[Opening Task data section]

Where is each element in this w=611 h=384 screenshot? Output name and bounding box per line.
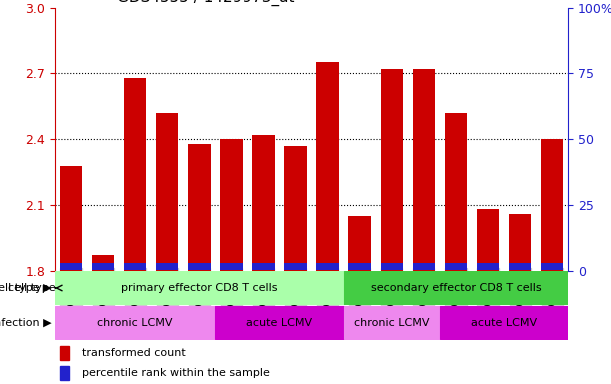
Bar bbox=[55, 306, 216, 339]
Bar bbox=[541, 263, 563, 270]
Bar bbox=[252, 263, 275, 270]
Bar bbox=[124, 263, 147, 270]
Bar bbox=[252, 135, 275, 271]
Text: secondary effector CD8 T cells: secondary effector CD8 T cells bbox=[371, 283, 541, 293]
Bar bbox=[60, 166, 82, 271]
Text: cell type: cell type bbox=[8, 283, 56, 293]
Bar bbox=[412, 69, 435, 271]
Bar bbox=[348, 216, 371, 271]
Text: GDS4555 / 1429973_at: GDS4555 / 1429973_at bbox=[117, 0, 294, 6]
Bar bbox=[60, 346, 70, 360]
Bar bbox=[348, 263, 371, 270]
Text: acute LCMV: acute LCMV bbox=[471, 318, 537, 328]
Bar bbox=[445, 263, 467, 270]
Bar bbox=[92, 255, 114, 271]
Bar bbox=[343, 271, 568, 305]
Text: cell type ▶: cell type ▶ bbox=[0, 283, 52, 293]
Bar bbox=[124, 78, 147, 271]
Bar bbox=[156, 113, 178, 271]
Bar bbox=[541, 139, 563, 271]
Bar bbox=[284, 146, 307, 271]
Bar bbox=[412, 263, 435, 270]
Bar bbox=[381, 69, 403, 271]
Bar bbox=[55, 271, 343, 305]
Bar bbox=[156, 263, 178, 270]
Bar bbox=[509, 263, 532, 270]
Bar bbox=[477, 263, 499, 270]
Text: chronic LCMV: chronic LCMV bbox=[354, 318, 430, 328]
Bar bbox=[381, 263, 403, 270]
Bar bbox=[316, 63, 339, 271]
Bar bbox=[216, 306, 343, 339]
Bar bbox=[316, 263, 339, 270]
Text: acute LCMV: acute LCMV bbox=[246, 318, 313, 328]
Bar bbox=[343, 306, 440, 339]
Bar bbox=[92, 263, 114, 270]
Bar bbox=[188, 144, 211, 271]
Bar bbox=[477, 209, 499, 271]
Bar bbox=[220, 263, 243, 270]
Text: primary effector CD8 T cells: primary effector CD8 T cells bbox=[121, 283, 277, 293]
Bar bbox=[440, 306, 568, 339]
Text: transformed count: transformed count bbox=[82, 348, 186, 358]
Bar bbox=[509, 214, 532, 271]
Text: percentile rank within the sample: percentile rank within the sample bbox=[82, 368, 270, 378]
Bar bbox=[60, 263, 82, 270]
Bar bbox=[220, 139, 243, 271]
Bar bbox=[188, 263, 211, 270]
Bar bbox=[60, 366, 70, 379]
Bar bbox=[284, 263, 307, 270]
Text: chronic LCMV: chronic LCMV bbox=[97, 318, 173, 328]
Bar bbox=[445, 113, 467, 271]
Text: infection ▶: infection ▶ bbox=[0, 318, 52, 328]
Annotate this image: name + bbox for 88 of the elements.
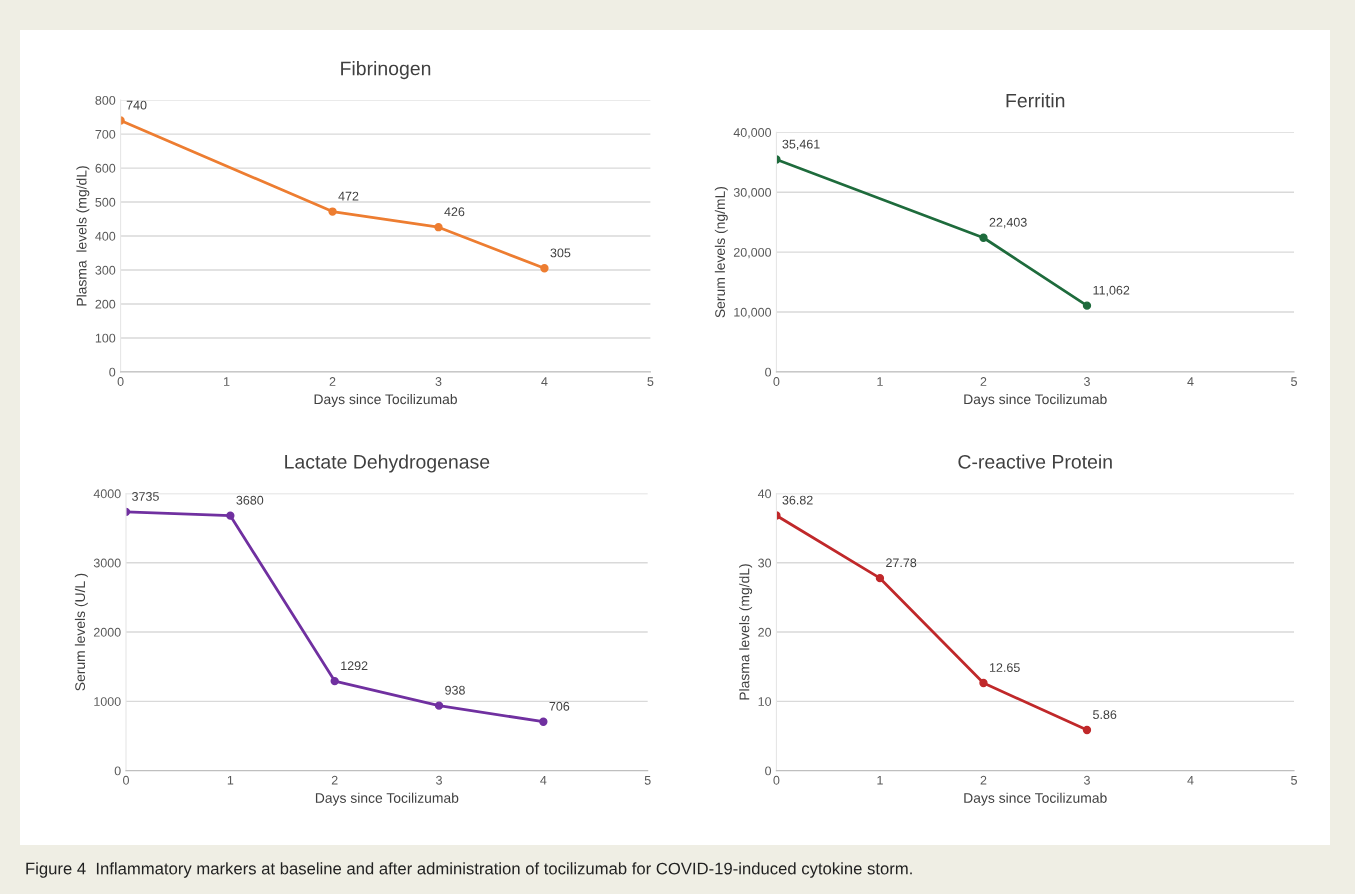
y-tick-label: 40,000 [733, 128, 772, 139]
data-label: 740 [126, 100, 147, 110]
data-label: 36.82 [782, 495, 813, 505]
x-axis-title: Days since Tocilizumab [314, 393, 457, 407]
x-tick-label: 5 [1291, 775, 1297, 785]
y-tick-label: 10 [758, 697, 772, 706]
point [875, 573, 885, 583]
data-label: 706 [549, 701, 570, 711]
data-label: 5.86 [1093, 710, 1117, 720]
y-tick-label: 200 [95, 299, 116, 309]
data-label: 1292 [341, 661, 368, 671]
y-axis-title: Plasma levels (mg/dL) [76, 166, 90, 306]
x-tick-label: 0 [773, 377, 780, 386]
x-tick-label: 5 [647, 377, 654, 386]
x-tick-label: 2 [329, 377, 336, 386]
y-tick-label: 20,000 [733, 247, 772, 259]
x-tick-label: 1 [877, 775, 883, 785]
x-axis-title: Days since Tocilizumab [964, 792, 1107, 806]
y-tick-label: 100 [95, 333, 116, 343]
y-tick-label: 0 [765, 766, 772, 776]
y-tick-label: 0 [109, 367, 116, 377]
y-axis-title: Plasma levels (mg/dL) [739, 564, 753, 700]
point [330, 676, 339, 686]
point [979, 678, 988, 688]
y-tick-label: 10,000 [734, 307, 772, 319]
data-label: 11,062 [1093, 285, 1130, 297]
x-tick-label: 1 [224, 377, 230, 386]
y-tick-label: 0 [114, 766, 121, 776]
x-tick-label: 3 [1083, 377, 1090, 386]
y-axis-title: Serum levels (U/L ) [74, 573, 88, 691]
y-tick-label: 3000 [93, 558, 121, 568]
y-tick-label: 500 [95, 197, 116, 207]
data-label: 472 [338, 191, 359, 201]
point [1082, 301, 1092, 310]
y-tick-label: 300 [95, 265, 116, 275]
x-tick-label: 5 [1291, 377, 1297, 386]
point [328, 207, 337, 216]
y-tick-label: 800 [95, 95, 116, 105]
x-axis-title: Days since Tocilizumab [315, 792, 459, 806]
x-tick-label: 4 [540, 775, 547, 785]
y-tick-label: 600 [95, 163, 116, 173]
data-label: 35,461 [782, 139, 820, 150]
y-tick-label: 4000 [93, 489, 121, 499]
chart-title: C-reactive Protein [958, 454, 1112, 469]
y-tick-label: 0 [765, 367, 772, 377]
x-tick-label: 2 [331, 775, 338, 785]
x-tick-label: 3 [436, 775, 442, 785]
caption: Figure 4 Inflammatory markers at baseline and after administration of tocilizumab for COVID-19-induced cytokine storm. [26, 862, 912, 878]
y-tick-label: 30 [758, 558, 772, 568]
x-tick-label: 5 [644, 775, 651, 785]
x-tick-label: 0 [773, 775, 780, 785]
x-tick-label: 4 [1187, 775, 1194, 785]
chart-title: Fibrinogen [341, 61, 431, 80]
y-tick-label: 400 [95, 231, 116, 241]
x-tick-label: 3 [1083, 775, 1090, 785]
y-tick-label: 2000 [93, 627, 121, 637]
x-tick-label: 0 [123, 775, 129, 785]
x-tick-label: 4 [1187, 377, 1194, 386]
point [979, 233, 988, 242]
point [434, 223, 443, 232]
x-tick-label: 2 [980, 775, 987, 785]
data-label: 426 [444, 207, 465, 217]
x-axis-title: Days since Tocilizumab [964, 393, 1107, 407]
point [434, 701, 444, 710]
data-label: 3680 [236, 495, 264, 505]
x-tick-label: 4 [541, 377, 548, 386]
y-tick-label: 1000 [94, 697, 121, 706]
x-tick-label: 3 [435, 377, 442, 386]
data-label: 938 [445, 685, 465, 695]
data-label: 22,403 [989, 217, 1027, 229]
x-tick-label: 1 [227, 775, 234, 785]
point [226, 511, 235, 520]
point [540, 264, 549, 273]
x-tick-label: 2 [980, 377, 987, 386]
y-tick-label: 30,000 [733, 188, 772, 199]
point [539, 717, 548, 726]
y-tick-label: 20 [758, 627, 772, 637]
data-label: 12.65 [989, 663, 1020, 672]
y-tick-label: 40 [757, 489, 772, 499]
chart-title: Lactate Dehydrogenase [285, 454, 490, 473]
y-tick-label: 700 [95, 129, 116, 139]
x-tick-label: 1 [877, 377, 883, 386]
point [1082, 725, 1092, 735]
y-axis-title: Serum levels (ng/mL) [714, 186, 728, 318]
data-label: 3735 [132, 492, 159, 501]
data-label: 305 [550, 248, 571, 258]
data-label: 27.78 [886, 558, 917, 568]
chart-title: Ferritin [1006, 93, 1065, 108]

[Closing Task data section]

Only a number is wanted here: the tally of lines in the entries that include the word "chronic".

Exercise result: 2